● To be done:
Quote the records that follow in full, leaving the pictures out.

● Data to process:

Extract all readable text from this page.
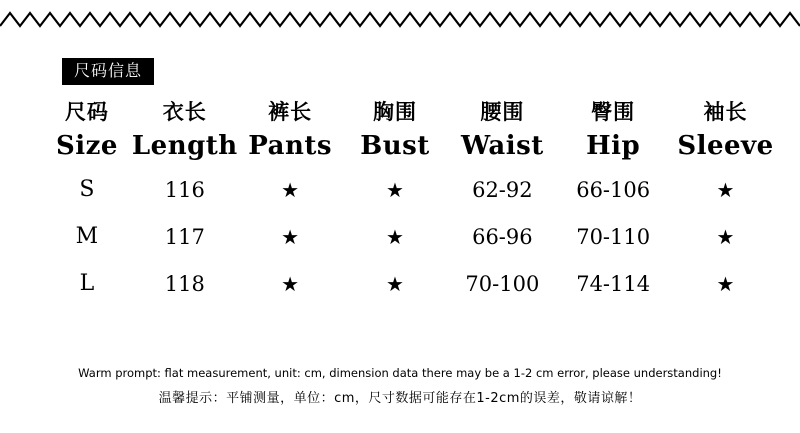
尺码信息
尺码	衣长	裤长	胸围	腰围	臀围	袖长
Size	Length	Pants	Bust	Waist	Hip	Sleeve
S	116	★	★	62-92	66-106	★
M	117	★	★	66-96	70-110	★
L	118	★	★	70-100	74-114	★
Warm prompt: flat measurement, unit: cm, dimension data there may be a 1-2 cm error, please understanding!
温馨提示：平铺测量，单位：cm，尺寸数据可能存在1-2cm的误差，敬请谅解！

● Output of the exercise:
Extract all readable text from this page.
尺码信息
尺码	衣长	裤长	胸围	腰围	臀围	袖长
Size	Length	Pants	Bust	Waist	Hip	Sleeve
S	116	★	★	62-92	66-106	★
M	117	★	★	66-96	70-110	★
L	118	★	★	70-100	74-114	★
Warm prompt: flat measurement, unit: cm, dimension data there may be a 1-2 cm error, please understanding!
温馨提示：平铺测量，单位：cm，尺寸数据可能存在1-2cm的误差，敬请谅解！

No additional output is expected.